_Your goal_: Pick out every line that holds the string "UserInterface" and copy it.

Stored data
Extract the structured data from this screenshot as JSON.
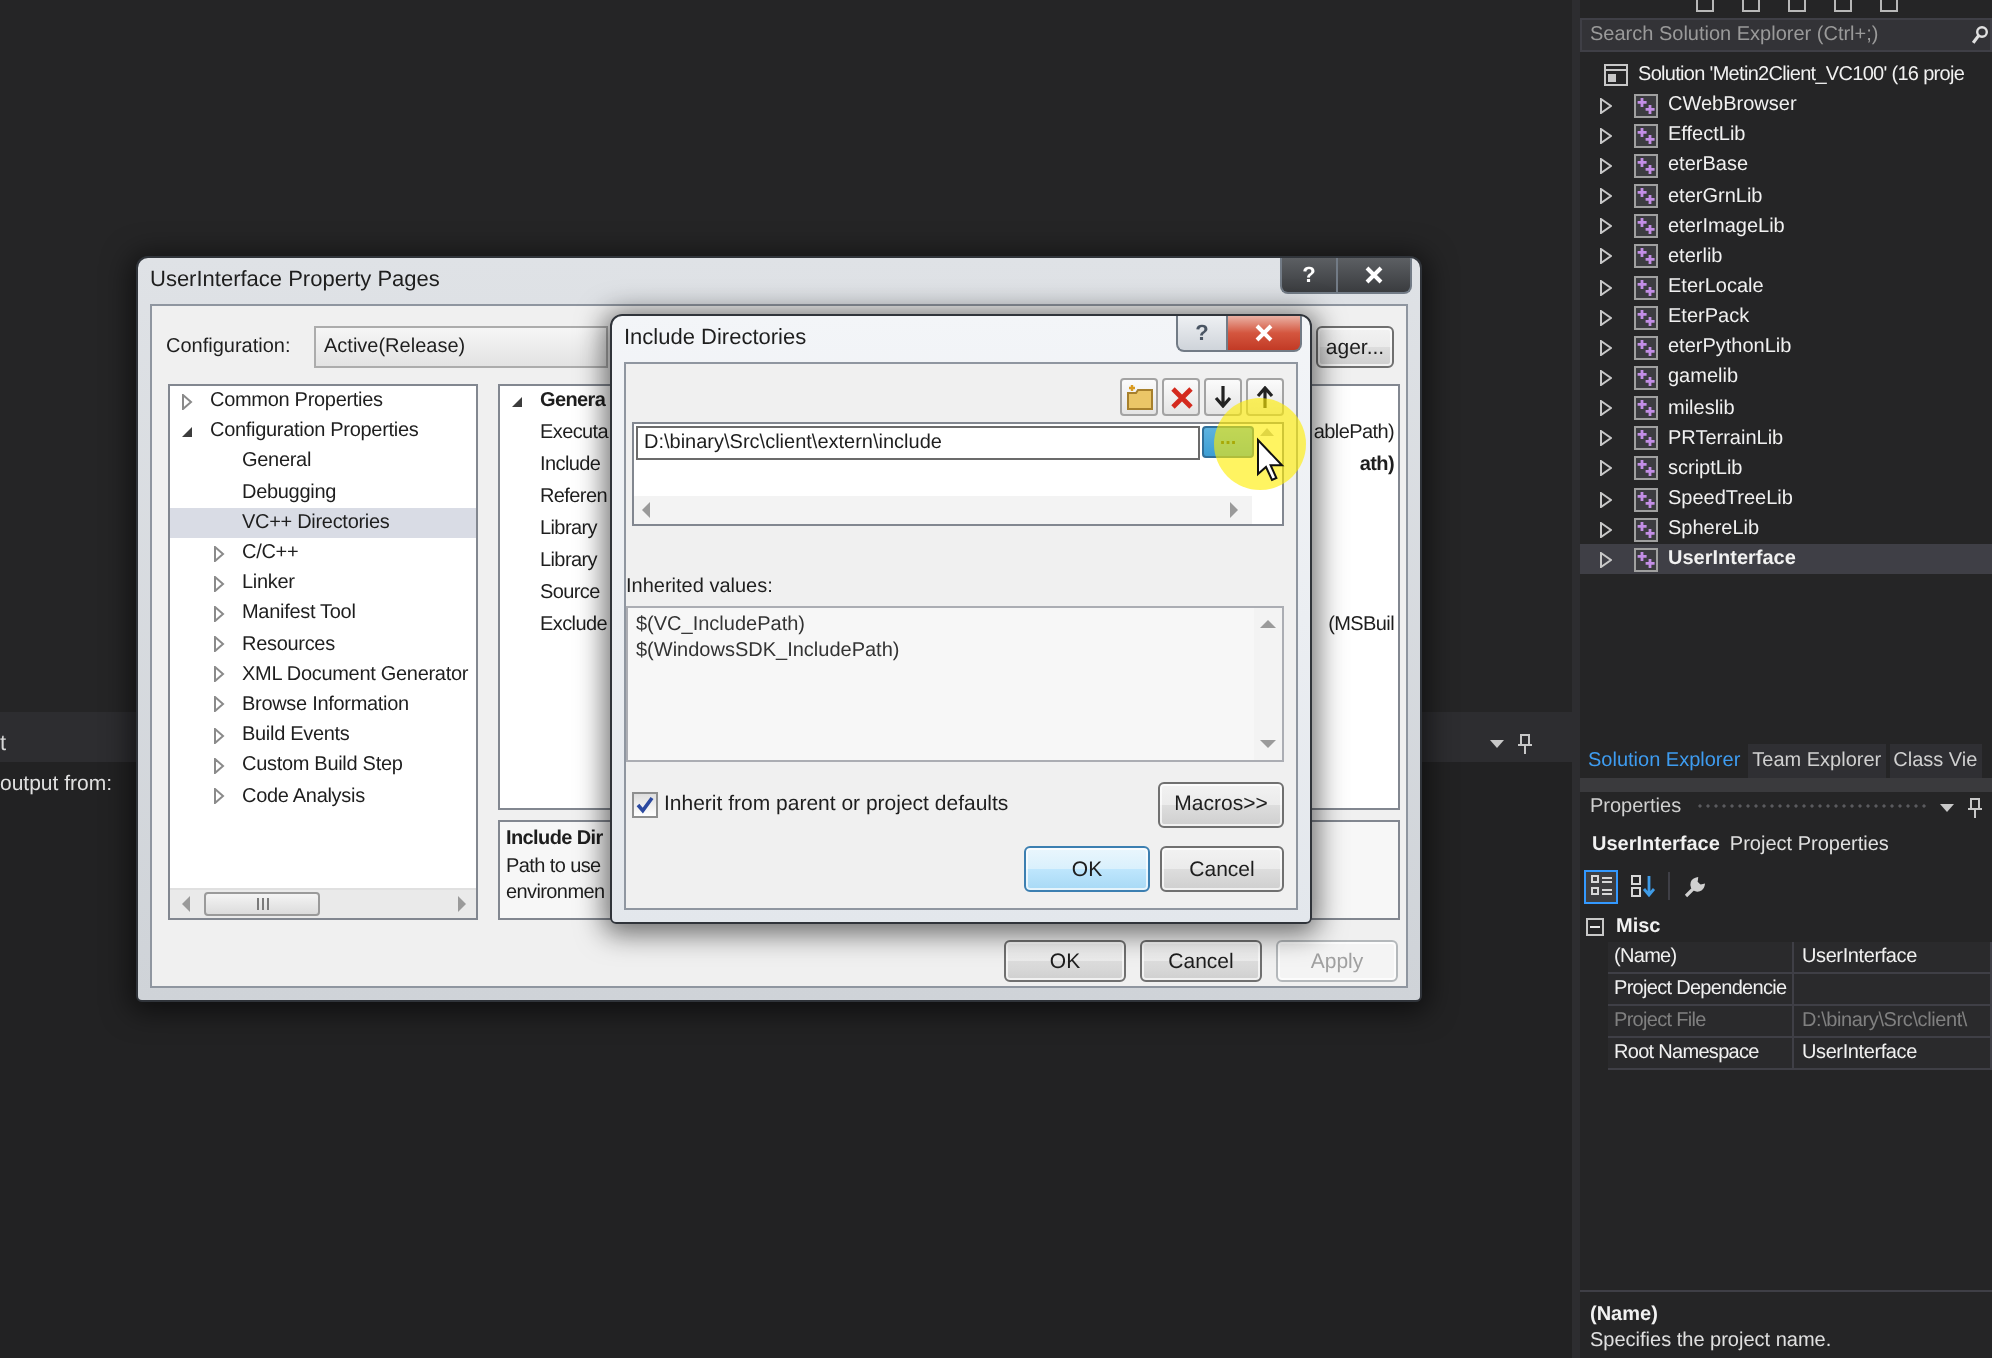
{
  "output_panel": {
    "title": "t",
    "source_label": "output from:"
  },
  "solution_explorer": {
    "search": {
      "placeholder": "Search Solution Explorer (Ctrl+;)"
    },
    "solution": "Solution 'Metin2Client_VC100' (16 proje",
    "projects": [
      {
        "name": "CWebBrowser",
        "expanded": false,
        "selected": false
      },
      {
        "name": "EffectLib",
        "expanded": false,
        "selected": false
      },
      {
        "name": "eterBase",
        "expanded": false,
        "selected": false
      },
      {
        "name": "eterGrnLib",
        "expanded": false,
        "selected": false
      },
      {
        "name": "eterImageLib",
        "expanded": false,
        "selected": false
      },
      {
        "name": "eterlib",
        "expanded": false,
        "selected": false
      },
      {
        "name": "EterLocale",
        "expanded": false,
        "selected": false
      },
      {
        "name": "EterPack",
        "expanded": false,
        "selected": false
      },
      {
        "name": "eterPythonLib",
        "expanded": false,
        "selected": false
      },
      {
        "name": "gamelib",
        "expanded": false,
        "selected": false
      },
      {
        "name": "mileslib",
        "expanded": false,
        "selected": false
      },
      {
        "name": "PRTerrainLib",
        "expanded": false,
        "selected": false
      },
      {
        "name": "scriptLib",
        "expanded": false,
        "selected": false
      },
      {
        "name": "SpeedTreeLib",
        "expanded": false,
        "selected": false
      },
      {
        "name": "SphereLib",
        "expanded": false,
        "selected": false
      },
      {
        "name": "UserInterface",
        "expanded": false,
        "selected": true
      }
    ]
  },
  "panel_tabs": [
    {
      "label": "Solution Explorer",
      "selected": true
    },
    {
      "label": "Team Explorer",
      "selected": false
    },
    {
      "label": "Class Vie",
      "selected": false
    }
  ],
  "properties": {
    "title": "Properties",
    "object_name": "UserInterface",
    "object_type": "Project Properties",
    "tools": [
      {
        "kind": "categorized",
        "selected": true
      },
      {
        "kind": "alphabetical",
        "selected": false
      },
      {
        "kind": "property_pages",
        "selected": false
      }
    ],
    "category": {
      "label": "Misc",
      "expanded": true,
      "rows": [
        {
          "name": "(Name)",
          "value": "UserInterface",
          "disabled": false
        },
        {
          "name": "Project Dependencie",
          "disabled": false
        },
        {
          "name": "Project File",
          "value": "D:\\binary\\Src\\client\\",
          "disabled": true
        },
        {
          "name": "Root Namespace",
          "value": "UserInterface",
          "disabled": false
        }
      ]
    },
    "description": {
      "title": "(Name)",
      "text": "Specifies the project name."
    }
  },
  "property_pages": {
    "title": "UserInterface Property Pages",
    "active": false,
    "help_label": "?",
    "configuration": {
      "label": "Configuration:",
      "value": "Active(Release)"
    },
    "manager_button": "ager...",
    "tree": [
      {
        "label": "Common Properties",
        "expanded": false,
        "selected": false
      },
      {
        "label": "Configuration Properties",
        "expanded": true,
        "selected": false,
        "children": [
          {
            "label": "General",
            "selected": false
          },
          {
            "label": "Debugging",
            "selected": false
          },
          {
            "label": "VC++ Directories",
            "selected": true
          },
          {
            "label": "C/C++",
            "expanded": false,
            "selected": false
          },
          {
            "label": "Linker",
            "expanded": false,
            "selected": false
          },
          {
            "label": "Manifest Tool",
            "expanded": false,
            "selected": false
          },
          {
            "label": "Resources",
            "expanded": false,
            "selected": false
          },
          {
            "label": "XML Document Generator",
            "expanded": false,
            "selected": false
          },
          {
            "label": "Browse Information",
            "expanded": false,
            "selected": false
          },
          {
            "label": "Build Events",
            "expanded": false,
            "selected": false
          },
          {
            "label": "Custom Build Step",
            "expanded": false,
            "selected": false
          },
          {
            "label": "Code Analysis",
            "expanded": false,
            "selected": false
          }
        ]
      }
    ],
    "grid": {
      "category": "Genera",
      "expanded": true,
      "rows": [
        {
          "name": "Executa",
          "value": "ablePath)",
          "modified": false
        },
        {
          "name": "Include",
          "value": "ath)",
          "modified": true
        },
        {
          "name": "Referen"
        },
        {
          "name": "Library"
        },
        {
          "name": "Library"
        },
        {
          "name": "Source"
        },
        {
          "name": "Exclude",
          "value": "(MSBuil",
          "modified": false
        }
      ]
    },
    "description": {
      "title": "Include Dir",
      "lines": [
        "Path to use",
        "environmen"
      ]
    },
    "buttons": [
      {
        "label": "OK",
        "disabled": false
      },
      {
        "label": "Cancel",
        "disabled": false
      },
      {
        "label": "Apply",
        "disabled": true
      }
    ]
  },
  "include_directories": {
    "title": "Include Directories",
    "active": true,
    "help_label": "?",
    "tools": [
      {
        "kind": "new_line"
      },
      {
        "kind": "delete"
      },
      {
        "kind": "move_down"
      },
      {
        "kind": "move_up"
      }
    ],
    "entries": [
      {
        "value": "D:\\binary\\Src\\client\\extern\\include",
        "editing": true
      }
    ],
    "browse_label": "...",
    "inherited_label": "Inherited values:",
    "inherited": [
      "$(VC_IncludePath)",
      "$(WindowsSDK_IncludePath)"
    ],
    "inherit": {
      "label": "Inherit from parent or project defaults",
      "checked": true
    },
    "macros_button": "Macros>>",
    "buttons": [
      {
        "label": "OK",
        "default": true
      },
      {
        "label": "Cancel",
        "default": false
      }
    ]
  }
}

---

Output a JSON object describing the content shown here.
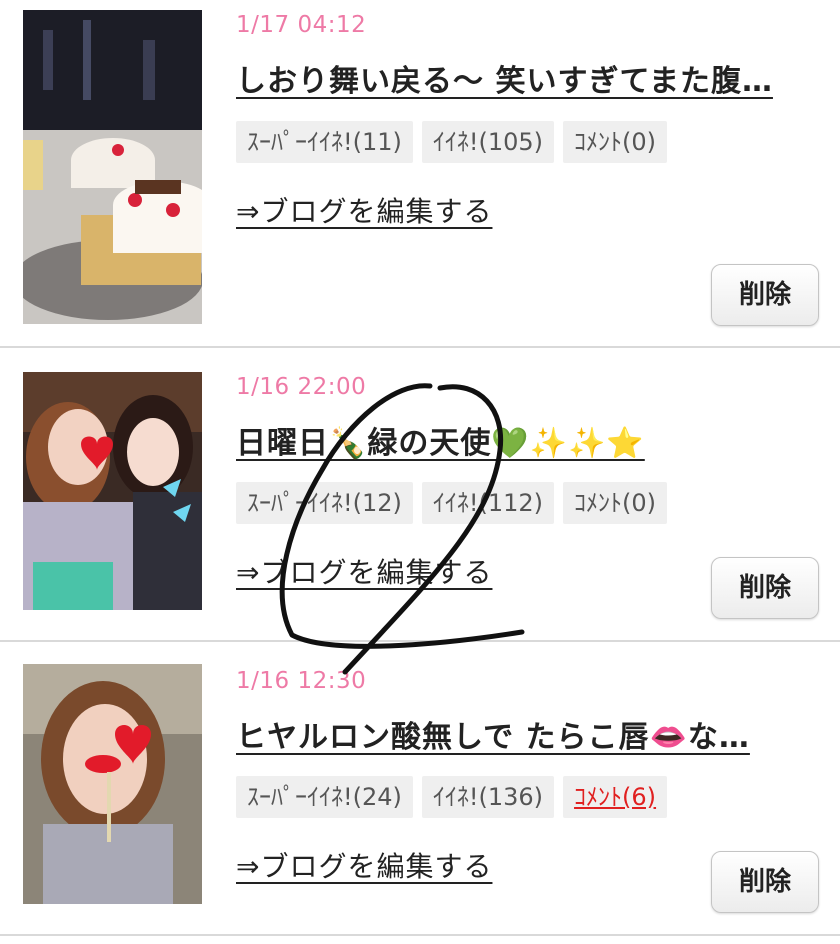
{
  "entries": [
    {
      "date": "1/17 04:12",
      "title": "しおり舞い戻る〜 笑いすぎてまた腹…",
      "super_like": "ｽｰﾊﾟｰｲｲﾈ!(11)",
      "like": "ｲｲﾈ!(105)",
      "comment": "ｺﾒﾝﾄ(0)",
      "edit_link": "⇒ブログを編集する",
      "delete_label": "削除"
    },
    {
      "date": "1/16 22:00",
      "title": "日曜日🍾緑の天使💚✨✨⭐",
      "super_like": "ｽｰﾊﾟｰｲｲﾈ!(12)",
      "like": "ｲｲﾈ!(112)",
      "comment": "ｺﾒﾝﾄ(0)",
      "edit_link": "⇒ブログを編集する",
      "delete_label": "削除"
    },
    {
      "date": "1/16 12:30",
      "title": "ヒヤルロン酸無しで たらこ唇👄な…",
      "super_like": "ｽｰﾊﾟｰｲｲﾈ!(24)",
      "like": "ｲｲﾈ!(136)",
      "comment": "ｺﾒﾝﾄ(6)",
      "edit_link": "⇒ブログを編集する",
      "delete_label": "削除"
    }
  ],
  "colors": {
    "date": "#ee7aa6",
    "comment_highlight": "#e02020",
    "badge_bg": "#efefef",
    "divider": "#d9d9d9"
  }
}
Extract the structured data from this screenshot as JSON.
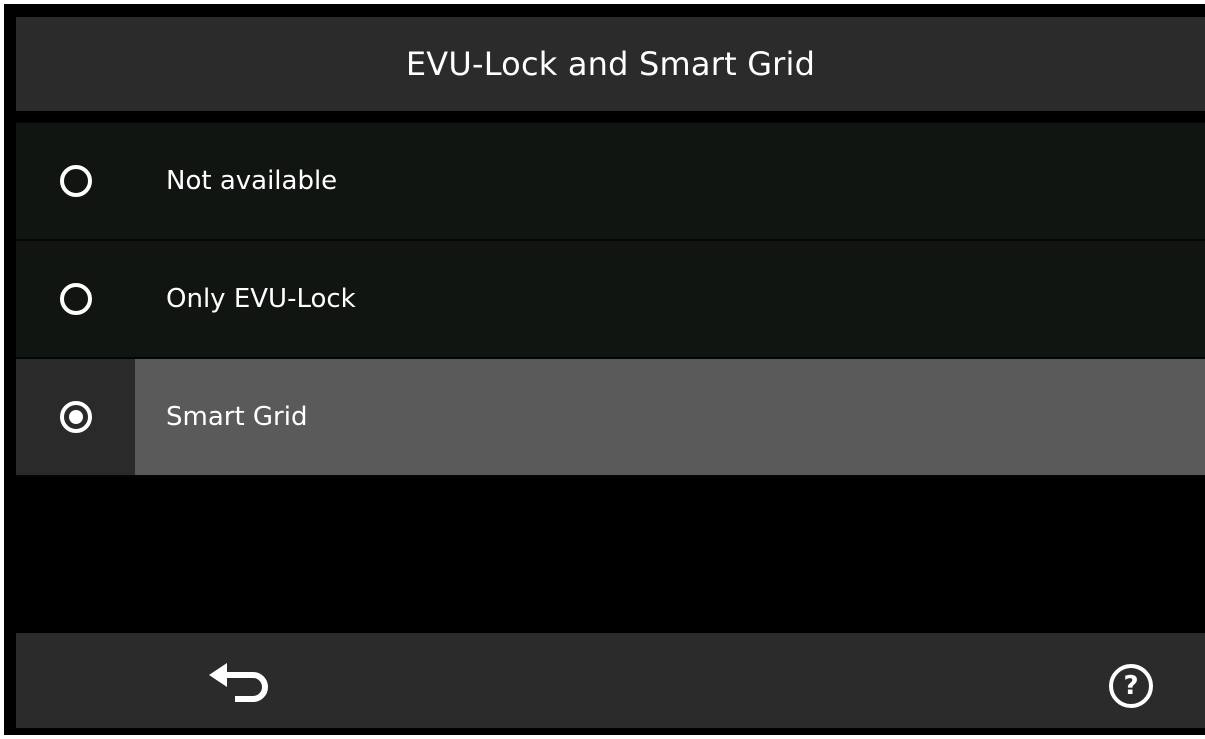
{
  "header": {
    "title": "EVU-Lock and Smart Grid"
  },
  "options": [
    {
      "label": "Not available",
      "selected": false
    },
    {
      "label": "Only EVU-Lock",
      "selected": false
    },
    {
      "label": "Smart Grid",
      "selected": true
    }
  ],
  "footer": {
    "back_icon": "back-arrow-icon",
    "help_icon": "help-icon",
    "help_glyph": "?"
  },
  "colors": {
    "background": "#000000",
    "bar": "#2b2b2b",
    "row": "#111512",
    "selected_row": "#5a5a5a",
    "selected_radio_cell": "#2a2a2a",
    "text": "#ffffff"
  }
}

==

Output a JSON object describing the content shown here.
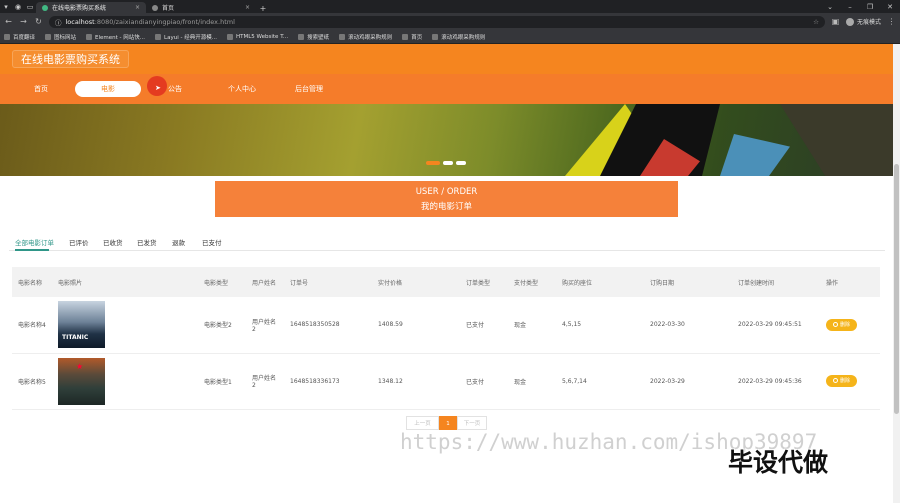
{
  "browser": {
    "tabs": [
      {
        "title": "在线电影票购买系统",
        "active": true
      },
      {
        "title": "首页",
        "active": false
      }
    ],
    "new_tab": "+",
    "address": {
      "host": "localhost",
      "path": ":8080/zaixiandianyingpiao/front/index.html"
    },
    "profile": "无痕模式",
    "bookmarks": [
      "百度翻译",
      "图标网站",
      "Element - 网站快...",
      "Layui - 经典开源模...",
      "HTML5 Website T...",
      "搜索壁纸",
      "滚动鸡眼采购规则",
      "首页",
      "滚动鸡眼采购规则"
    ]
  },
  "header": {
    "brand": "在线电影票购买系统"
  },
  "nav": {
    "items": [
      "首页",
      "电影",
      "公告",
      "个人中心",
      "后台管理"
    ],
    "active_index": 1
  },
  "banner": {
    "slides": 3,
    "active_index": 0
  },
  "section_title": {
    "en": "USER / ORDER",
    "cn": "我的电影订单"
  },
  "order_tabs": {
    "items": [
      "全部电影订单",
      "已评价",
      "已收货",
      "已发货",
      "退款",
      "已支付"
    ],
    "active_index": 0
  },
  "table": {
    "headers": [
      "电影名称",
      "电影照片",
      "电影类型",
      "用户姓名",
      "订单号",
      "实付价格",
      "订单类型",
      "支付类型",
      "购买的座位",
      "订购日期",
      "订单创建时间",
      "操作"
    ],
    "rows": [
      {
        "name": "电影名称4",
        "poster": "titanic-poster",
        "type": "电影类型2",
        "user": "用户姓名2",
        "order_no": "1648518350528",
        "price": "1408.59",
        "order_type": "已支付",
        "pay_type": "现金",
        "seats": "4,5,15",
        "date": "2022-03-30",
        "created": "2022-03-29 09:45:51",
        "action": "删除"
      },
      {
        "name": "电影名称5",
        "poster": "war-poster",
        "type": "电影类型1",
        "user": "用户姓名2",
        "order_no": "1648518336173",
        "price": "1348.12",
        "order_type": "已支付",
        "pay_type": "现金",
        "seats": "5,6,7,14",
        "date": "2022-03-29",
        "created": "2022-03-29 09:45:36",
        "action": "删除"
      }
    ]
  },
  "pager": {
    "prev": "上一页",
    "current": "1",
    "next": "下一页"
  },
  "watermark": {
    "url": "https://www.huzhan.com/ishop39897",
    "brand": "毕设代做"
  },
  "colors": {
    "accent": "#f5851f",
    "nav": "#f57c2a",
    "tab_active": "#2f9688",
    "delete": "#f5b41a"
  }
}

_Task result_:
        "name": "UserInterface",
    "object_name": "UserInterface",
          "value": "UserInterface",
          "value": "UserInterface",
    "title": "UserInterface Property Pages",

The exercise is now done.